* **The exercise**:
Retype all of the listing exactly, passing over any picture you find.

Dataset items:
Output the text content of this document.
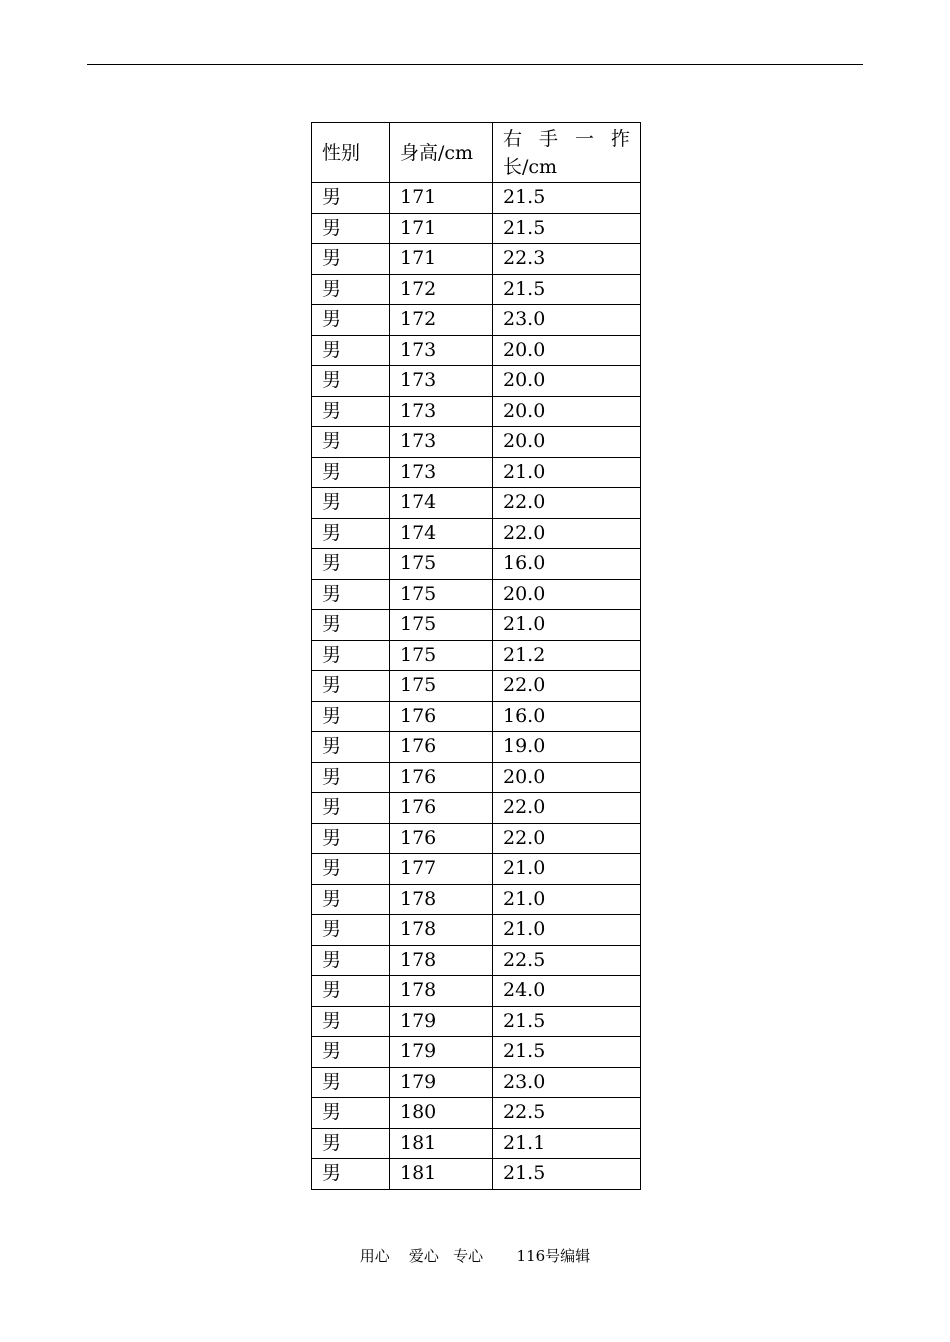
性别	身高/cm	右 手 一 拃 长/cm
男	171	21.5
男	171	21.5
男	171	22.3
男	172	21.5
男	172	23.0
男	173	20.0
男	173	20.0
男	173	20.0
男	173	20.0
男	173	21.0
男	174	22.0
男	174	22.0
男	175	16.0
男	175	20.0
男	175	21.0
男	175	21.2
男	175	22.0
男	176	16.0
男	176	19.0
男	176	20.0
男	176	22.0
男	176	22.0
男	177	21.0
男	178	21.0
男	178	21.0
男	178	22.5
男	178	24.0
男	179	21.5
男	179	21.5
男	179	23.0
男	180	22.5
男	181	21.1
男	181	21.5
用心    爱心   专心       116号编辑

* **Solution to this task**:
Output the text content of this document.
性别	身高/cm	右 手 一 拃 长/cm
男	171	21.5
男	171	21.5
男	171	22.3
男	172	21.5
男	172	23.0
男	173	20.0
男	173	20.0
男	173	20.0
男	173	20.0
男	173	21.0
男	174	22.0
男	174	22.0
男	175	16.0
男	175	20.0
男	175	21.0
男	175	21.2
男	175	22.0
男	176	16.0
男	176	19.0
男	176	20.0
男	176	22.0
男	176	22.0
男	177	21.0
男	178	21.0
男	178	21.0
男	178	22.5
男	178	24.0
男	179	21.5
男	179	21.5
男	179	23.0
男	180	22.5
男	181	21.1
男	181	21.5
用心    爱心   专心       116号编辑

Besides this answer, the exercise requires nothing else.